**INFORMATION PROVIDED:**

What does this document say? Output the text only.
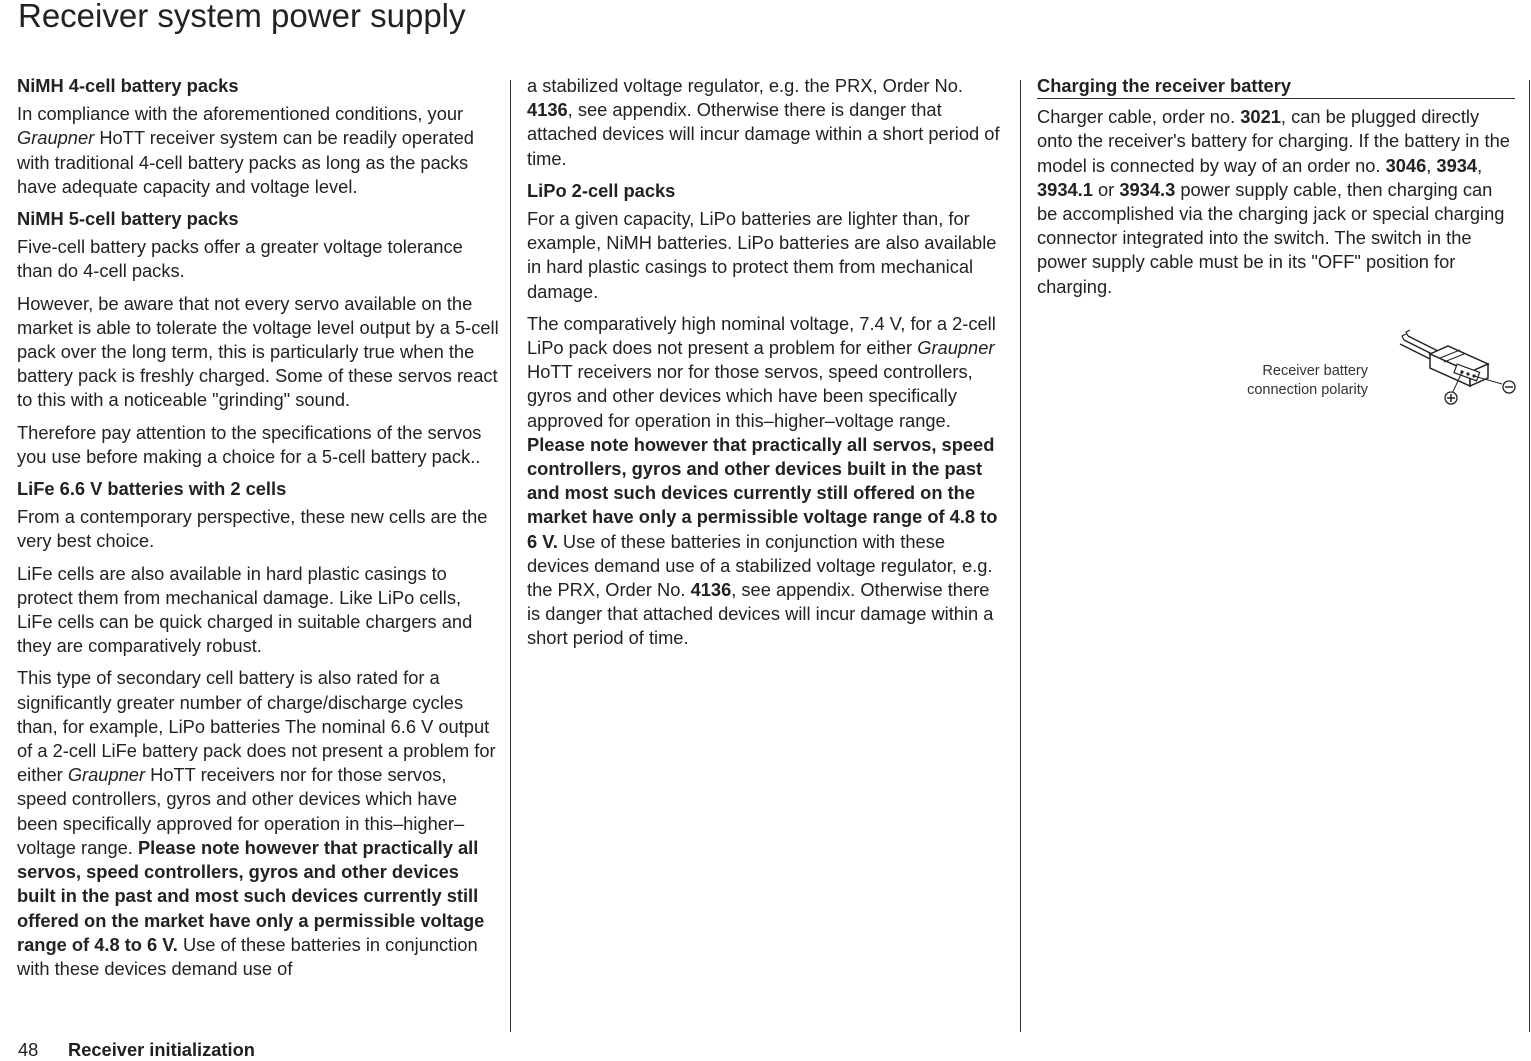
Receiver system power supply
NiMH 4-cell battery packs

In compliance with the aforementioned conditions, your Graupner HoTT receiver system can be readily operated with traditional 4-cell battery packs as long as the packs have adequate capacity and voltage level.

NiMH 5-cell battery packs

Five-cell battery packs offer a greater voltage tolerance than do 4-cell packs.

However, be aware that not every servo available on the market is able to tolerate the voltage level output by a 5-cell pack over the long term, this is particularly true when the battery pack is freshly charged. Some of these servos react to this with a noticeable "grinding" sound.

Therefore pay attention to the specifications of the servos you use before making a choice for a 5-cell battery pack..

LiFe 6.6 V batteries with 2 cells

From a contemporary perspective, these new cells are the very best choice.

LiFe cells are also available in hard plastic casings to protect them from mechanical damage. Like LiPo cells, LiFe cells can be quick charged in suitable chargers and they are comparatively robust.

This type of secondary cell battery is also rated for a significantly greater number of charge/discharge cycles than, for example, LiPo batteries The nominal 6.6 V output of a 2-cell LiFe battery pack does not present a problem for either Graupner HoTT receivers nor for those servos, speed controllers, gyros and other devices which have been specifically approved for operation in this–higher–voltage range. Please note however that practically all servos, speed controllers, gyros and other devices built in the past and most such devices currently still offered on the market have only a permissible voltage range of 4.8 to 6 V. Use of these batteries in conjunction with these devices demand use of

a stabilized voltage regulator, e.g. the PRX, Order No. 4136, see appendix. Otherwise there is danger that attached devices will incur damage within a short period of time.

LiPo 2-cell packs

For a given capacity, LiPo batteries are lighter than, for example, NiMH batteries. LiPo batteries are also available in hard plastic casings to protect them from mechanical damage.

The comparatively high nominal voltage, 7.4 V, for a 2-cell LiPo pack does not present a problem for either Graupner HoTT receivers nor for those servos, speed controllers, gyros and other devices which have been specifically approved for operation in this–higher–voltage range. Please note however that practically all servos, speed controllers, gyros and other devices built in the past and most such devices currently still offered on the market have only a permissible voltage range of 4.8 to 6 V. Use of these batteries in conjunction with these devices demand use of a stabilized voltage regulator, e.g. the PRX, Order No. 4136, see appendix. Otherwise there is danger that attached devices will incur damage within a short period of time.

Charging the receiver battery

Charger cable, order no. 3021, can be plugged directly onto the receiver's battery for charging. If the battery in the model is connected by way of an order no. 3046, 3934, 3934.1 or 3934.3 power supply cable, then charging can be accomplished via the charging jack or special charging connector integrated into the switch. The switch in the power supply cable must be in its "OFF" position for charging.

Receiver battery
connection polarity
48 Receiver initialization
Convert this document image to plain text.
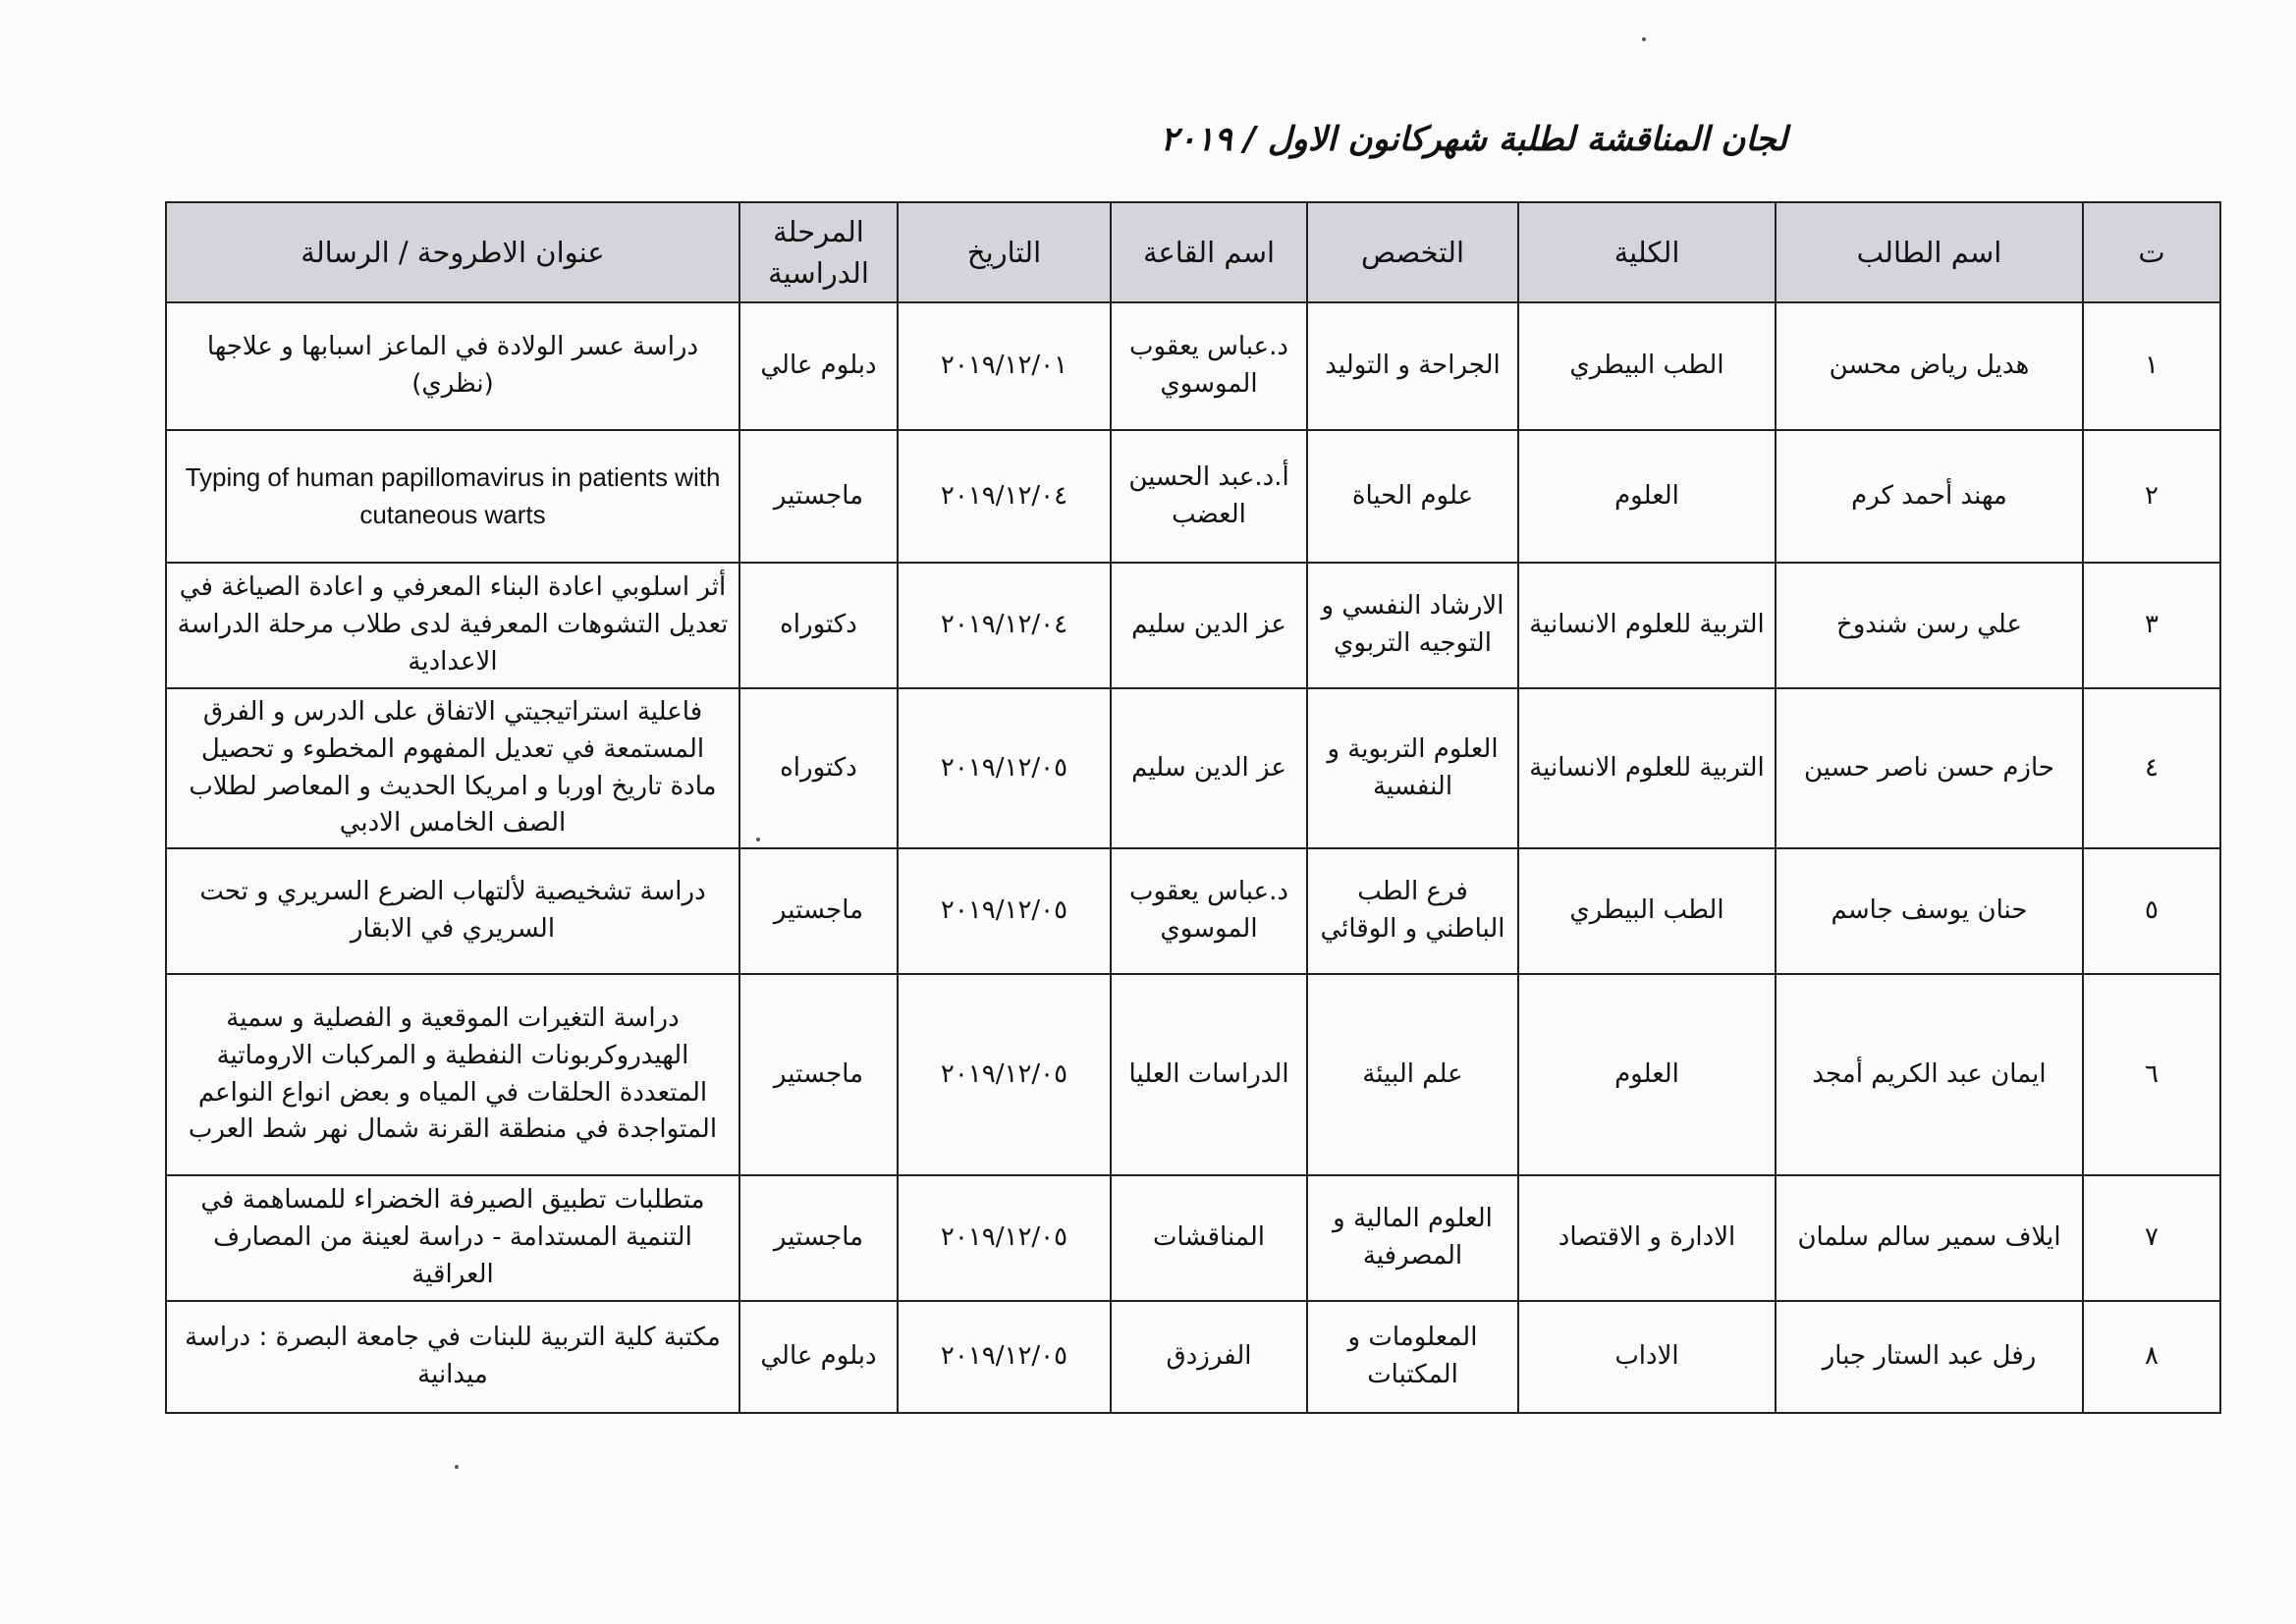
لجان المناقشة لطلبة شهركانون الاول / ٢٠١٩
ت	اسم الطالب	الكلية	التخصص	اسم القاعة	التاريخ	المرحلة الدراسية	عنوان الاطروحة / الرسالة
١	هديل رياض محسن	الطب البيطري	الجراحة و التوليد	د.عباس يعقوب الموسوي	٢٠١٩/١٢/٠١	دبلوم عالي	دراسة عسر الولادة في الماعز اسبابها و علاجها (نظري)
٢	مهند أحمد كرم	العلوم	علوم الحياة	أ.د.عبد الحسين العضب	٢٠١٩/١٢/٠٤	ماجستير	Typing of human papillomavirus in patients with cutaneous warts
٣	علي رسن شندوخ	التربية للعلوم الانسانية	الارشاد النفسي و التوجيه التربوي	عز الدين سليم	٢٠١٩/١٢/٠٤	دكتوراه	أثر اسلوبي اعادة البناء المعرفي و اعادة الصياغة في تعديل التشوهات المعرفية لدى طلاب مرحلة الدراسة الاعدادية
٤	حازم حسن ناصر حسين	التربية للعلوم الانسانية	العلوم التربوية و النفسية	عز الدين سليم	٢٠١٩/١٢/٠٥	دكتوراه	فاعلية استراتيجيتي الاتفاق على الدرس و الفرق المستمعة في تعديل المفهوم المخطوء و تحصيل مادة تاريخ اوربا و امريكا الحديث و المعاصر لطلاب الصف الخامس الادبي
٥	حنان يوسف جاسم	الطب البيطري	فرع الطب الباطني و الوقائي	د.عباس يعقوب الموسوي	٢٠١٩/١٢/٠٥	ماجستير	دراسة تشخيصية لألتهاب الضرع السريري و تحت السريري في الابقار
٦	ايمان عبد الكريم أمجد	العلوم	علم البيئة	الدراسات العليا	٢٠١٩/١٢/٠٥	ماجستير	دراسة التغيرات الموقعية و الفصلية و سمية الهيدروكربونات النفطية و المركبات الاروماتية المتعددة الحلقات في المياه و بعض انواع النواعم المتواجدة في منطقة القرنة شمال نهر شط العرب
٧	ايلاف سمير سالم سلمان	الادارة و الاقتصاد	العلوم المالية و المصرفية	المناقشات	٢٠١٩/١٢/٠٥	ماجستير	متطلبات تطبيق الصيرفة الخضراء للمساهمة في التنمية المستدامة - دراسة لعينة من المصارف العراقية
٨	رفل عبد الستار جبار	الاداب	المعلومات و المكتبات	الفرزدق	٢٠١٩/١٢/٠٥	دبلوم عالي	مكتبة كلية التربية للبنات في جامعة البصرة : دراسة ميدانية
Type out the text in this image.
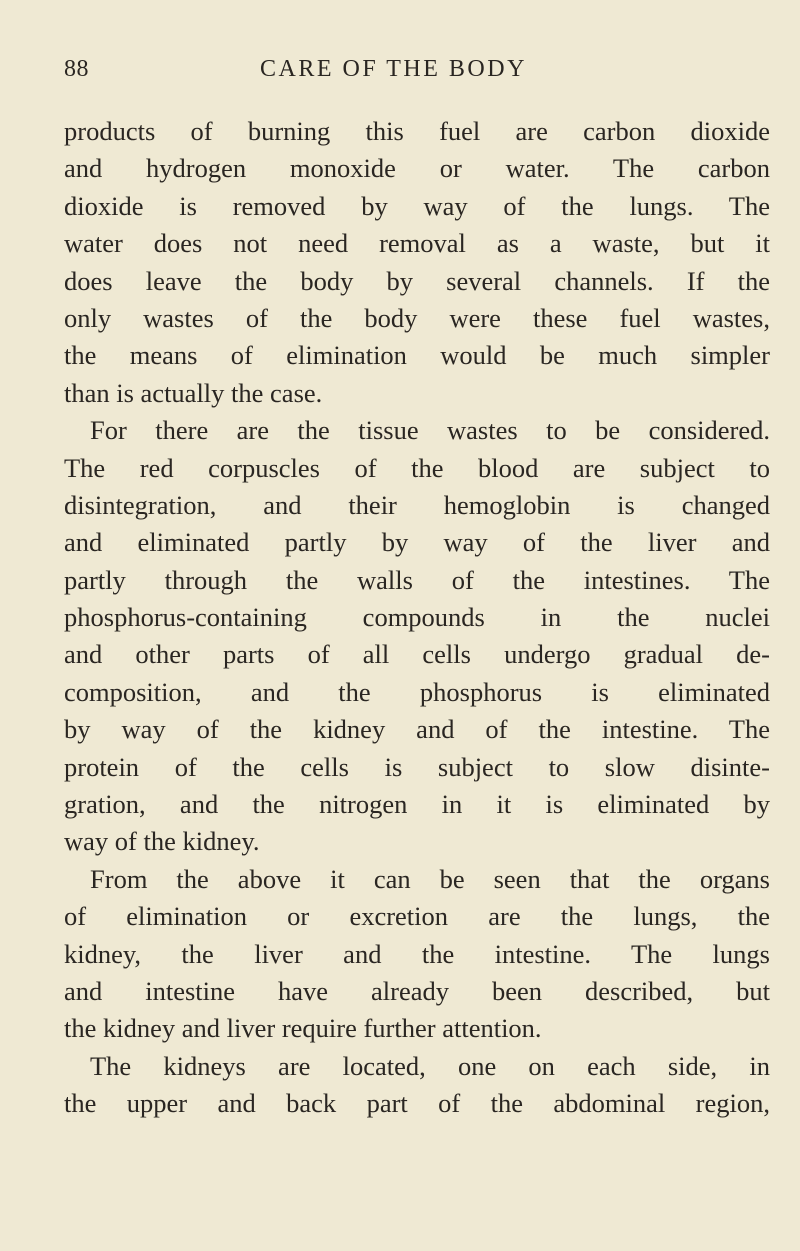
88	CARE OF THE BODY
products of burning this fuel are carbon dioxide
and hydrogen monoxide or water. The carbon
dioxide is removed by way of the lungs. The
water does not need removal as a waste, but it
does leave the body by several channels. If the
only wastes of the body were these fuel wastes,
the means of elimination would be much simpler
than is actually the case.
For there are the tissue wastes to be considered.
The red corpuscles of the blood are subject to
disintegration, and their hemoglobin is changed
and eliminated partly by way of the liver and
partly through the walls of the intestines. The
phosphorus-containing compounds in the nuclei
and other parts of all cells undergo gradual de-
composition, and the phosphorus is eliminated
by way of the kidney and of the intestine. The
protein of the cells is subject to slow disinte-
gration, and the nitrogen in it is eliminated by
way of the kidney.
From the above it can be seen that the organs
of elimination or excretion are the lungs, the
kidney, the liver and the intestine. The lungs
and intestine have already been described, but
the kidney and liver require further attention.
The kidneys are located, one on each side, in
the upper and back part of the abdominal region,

**PROBLEM DESCRIPTION:** All lines above are to be restated word for word, with pictures excluded.

**ANSWER SPACE:**
What does this document say? Output the text only.
Receiver system power supply
NiMH 4-cell battery packs

In compliance with the aforementioned conditions, your Graupner HoTT receiver system can be readily operated with traditional 4-cell battery packs as long as the packs have adequate capacity and voltage level.

NiMH 5-cell battery packs

Five-cell battery packs offer a greater voltage tolerance than do 4-cell packs.

However, be aware that not every servo available on the market is able to tolerate the voltage level output by a 5-cell pack over the long term, this is particularly true when the battery pack is freshly charged. Some of these servos react to this with a noticeable "grinding" sound.

Therefore pay attention to the specifications of the servos you use before making a choice for a 5-cell battery pack..

LiFe 6.6 V batteries with 2 cells

From a contemporary perspective, these new cells are the very best choice.

LiFe cells are also available in hard plastic casings to protect them from mechanical damage. Like LiPo cells, LiFe cells can be quick charged in suitable chargers and they are comparatively robust.

This type of secondary cell battery is also rated for a significantly greater number of charge/discharge cycles than, for example, LiPo batteries The nominal 6.6 V output of a 2-cell LiFe battery pack does not present a problem for either Graupner HoTT receivers nor for those servos, speed controllers, gyros and other devices which have been specifically approved for operation in this–higher–voltage range. Please note however that practically all servos, speed controllers, gyros and other devices built in the past and most such devices currently still offered on the market have only a permissible voltage range of 4.8 to 6 V. Use of these batteries in conjunction with these devices demand use of

a stabilized voltage regulator, e.g. the PRX, Order No. 4136, see appendix. Otherwise there is danger that attached devices will incur damage within a short period of time.

LiPo 2-cell packs

For a given capacity, LiPo batteries are lighter than, for example, NiMH batteries. LiPo batteries are also available in hard plastic casings to protect them from mechanical damage.

The comparatively high nominal voltage, 7.4 V, for a 2-cell LiPo pack does not present a problem for either Graupner HoTT receivers nor for those servos, speed controllers, gyros and other devices which have been specifically approved for operation in this–higher–voltage range. Please note however that practically all servos, speed controllers, gyros and other devices built in the past and most such devices currently still offered on the market have only a permissible voltage range of 4.8 to 6 V. Use of these batteries in conjunction with these devices demand use of a stabilized voltage regulator, e.g. the PRX, Order No. 4136, see appendix. Otherwise there is danger that attached devices will incur damage within a short period of time.

Charging the receiver battery

Charger cable, order no. 3021, can be plugged directly onto the receiver's battery for charging. If the battery in the model is connected by way of an order no. 3046, 3934, 3934.1 or 3934.3 power supply cable, then charging can be accomplished via the charging jack or special charging connector integrated into the switch. The switch in the power supply cable must be in its "OFF" position for charging.

Receiver battery
connection polarity
48 Receiver initialization
Convert this document image to plain text.
لجان المناقشة لطلبة شهركانون الاول / ٢٠١٩
ت	اسم الطالب	الكلية	التخصص	اسم القاعة	التاريخ	المرحلة الدراسية	عنوان الاطروحة / الرسالة
١	هديل رياض محسن	الطب البيطري	الجراحة و التوليد	د.عباس يعقوب الموسوي	٢٠١٩/١٢/٠١	دبلوم عالي	دراسة عسر الولادة في الماعز اسبابها و علاجها (نظري)
٢	مهند أحمد كرم	العلوم	علوم الحياة	أ.د.عبد الحسين العضب	٢٠١٩/١٢/٠٤	ماجستير	Typing of human papillomavirus in patients with cutaneous warts
٣	علي رسن شندوخ	التربية للعلوم الانسانية	الارشاد النفسي و التوجيه التربوي	عز الدين سليم	٢٠١٩/١٢/٠٤	دكتوراه	أثر اسلوبي اعادة البناء المعرفي و اعادة الصياغة في تعديل التشوهات المعرفية لدى طلاب مرحلة الدراسة الاعدادية
٤	حازم حسن ناصر حسين	التربية للعلوم الانسانية	العلوم التربوية و النفسية	عز الدين سليم	٢٠١٩/١٢/٠٥	دكتوراه	فاعلية استراتيجيتي الاتفاق على الدرس و الفرق المستمعة في تعديل المفهوم المخطوء و تحصيل مادة تاريخ اوربا و امريكا الحديث و المعاصر لطلاب الصف الخامس الادبي
٥	حنان يوسف جاسم	الطب البيطري	فرع الطب الباطني و الوقائي	د.عباس يعقوب الموسوي	٢٠١٩/١٢/٠٥	ماجستير	دراسة تشخيصية لألتهاب الضرع السريري و تحت السريري في الابقار
٦	ايمان عبد الكريم أمجد	العلوم	علم البيئة	الدراسات العليا	٢٠١٩/١٢/٠٥	ماجستير	دراسة التغيرات الموقعية و الفصلية و سمية الهيدروكربونات النفطية و المركبات الاروماتية المتعددة الحلقات في المياه و بعض انواع النواعم المتواجدة في منطقة القرنة شمال نهر شط العرب
٧	ايلاف سمير سالم سلمان	الادارة و الاقتصاد	العلوم المالية و المصرفية	المناقشات	٢٠١٩/١٢/٠٥	ماجستير	متطلبات تطبيق الصيرفة الخضراء للمساهمة في التنمية المستدامة - دراسة لعينة من المصارف العراقية
٨	رفل عبد الستار جبار	الاداب	المعلومات و المكتبات	الفرزدق	٢٠١٩/١٢/٠٥	دبلوم عالي	مكتبة كلية التربية للبنات في جامعة البصرة : دراسة ميدانية
Type out the text in this image.
88	CARE OF THE BODY
products of burning this fuel are carbon dioxide
and hydrogen monoxide or water. The carbon
dioxide is removed by way of the lungs. The
water does not need removal as a waste, but it
does leave the body by several channels. If the
only wastes of the body were these fuel wastes,
the means of elimination would be much simpler
than is actually the case.
For there are the tissue wastes to be considered.
The red corpuscles of the blood are subject to
disintegration, and their hemoglobin is changed
and eliminated partly by way of the liver and
partly through the walls of the intestines. The
phosphorus-containing compounds in the nuclei
and other parts of all cells undergo gradual de-
composition, and the phosphorus is eliminated
by way of the kidney and of the intestine. The
protein of the cells is subject to slow disinte-
gration, and the nitrogen in it is eliminated by
way of the kidney.
From the above it can be seen that the organs
of elimination or excretion are the lungs, the
kidney, the liver and the intestine. The lungs
and intestine have already been described, but
the kidney and liver require further attention.
The kidneys are located, one on each side, in
the upper and back part of the abdominal region,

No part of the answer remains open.